Susceptibility of B. pertussis to clarithromycin was evaluated across 26 studies, encompassing a total of 3,144 isolates. Among these, 735 isolates (23.4%) exhibited resistance. The overall PRR was 15% (95% CI 4–30%), with a substantial heterogeneity (I2 = 99.11%). Egger’s test indicated no publication bias (p = 0.73).

The subgroup analysis found a significant difference (p < 0.01) between China (PRR 64%; 95% CI 41–84%) and other countries (PRR 0%; 95% CI 0–0%). Based on the AST of studies, the resistance rates also differed between groups (p < 0.01), exhibiting a higher PRR in the ET group (22%; 95% CI 7–43%) and a very low PRR in the AD group (0%; 95% CI 0–0%). A subgroup analysis, a comparison of 1994–2010 and 2011–2024 data, showed a significant difference (p < 0.01), 0% (95% CI 0–1%) versus 35% (95% CI 18–53%).

## TASK BRIEF
From the excerpt on clarithromycin resistance in B. pertussis, list every PRR value it reports, along with the group or time period each one belongs to.

## RECORDED INFORMATION
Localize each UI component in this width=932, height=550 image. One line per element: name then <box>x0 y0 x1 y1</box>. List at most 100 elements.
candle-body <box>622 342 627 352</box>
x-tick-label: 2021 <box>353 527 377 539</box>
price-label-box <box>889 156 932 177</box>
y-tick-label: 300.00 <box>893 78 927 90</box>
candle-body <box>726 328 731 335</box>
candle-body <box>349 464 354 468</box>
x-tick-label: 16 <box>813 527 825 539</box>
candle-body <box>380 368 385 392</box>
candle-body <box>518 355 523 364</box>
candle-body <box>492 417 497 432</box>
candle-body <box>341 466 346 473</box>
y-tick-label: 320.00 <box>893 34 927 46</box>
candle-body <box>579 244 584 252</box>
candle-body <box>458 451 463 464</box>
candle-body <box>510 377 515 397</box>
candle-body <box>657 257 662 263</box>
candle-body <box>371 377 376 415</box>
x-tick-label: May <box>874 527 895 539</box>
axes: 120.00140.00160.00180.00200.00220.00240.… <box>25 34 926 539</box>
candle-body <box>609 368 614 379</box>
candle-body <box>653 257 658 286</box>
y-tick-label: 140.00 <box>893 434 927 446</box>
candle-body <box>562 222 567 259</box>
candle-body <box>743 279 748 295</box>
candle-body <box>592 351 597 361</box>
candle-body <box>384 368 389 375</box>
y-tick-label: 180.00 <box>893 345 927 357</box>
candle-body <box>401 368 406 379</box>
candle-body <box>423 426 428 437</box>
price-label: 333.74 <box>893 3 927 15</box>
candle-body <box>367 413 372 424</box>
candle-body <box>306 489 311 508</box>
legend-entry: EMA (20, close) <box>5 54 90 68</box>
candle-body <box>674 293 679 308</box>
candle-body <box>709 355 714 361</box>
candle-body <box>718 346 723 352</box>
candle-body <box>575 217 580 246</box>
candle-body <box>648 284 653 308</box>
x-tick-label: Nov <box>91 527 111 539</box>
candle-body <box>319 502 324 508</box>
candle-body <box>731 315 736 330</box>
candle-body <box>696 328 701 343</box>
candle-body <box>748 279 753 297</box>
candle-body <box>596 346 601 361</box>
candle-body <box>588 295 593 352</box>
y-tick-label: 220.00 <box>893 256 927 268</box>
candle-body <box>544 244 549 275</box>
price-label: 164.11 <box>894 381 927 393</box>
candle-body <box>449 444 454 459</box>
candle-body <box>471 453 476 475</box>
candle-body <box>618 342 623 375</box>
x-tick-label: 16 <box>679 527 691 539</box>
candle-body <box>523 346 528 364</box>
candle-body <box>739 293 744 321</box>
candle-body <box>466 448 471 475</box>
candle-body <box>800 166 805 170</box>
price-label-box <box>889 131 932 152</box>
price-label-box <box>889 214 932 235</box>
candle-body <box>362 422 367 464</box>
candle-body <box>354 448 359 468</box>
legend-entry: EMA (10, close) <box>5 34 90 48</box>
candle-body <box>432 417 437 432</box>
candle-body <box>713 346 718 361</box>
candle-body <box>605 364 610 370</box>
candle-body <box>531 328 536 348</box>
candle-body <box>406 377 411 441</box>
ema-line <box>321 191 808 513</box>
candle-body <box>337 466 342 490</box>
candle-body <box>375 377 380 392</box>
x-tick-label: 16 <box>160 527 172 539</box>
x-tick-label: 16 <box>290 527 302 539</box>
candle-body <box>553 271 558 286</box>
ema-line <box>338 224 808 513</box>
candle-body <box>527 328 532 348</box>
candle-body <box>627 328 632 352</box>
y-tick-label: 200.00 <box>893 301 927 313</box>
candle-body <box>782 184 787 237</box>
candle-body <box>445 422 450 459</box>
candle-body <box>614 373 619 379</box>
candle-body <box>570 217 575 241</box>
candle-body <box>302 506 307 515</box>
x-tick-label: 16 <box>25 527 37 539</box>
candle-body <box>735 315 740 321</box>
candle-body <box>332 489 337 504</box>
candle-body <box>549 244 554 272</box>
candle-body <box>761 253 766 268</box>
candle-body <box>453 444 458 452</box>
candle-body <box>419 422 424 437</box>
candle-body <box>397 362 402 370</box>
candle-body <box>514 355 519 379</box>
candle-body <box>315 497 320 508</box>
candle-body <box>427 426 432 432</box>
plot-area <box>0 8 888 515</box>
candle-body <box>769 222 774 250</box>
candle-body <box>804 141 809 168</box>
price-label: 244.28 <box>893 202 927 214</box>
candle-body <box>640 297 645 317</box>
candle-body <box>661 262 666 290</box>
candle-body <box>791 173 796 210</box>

## EXERCISE RESULT
- Overall: 15%
- China: 64%
- Other countries: 0%
- ET group: 22%
- AD group: 0%
- 1994–2010: 0%
- 2011–2024: 35%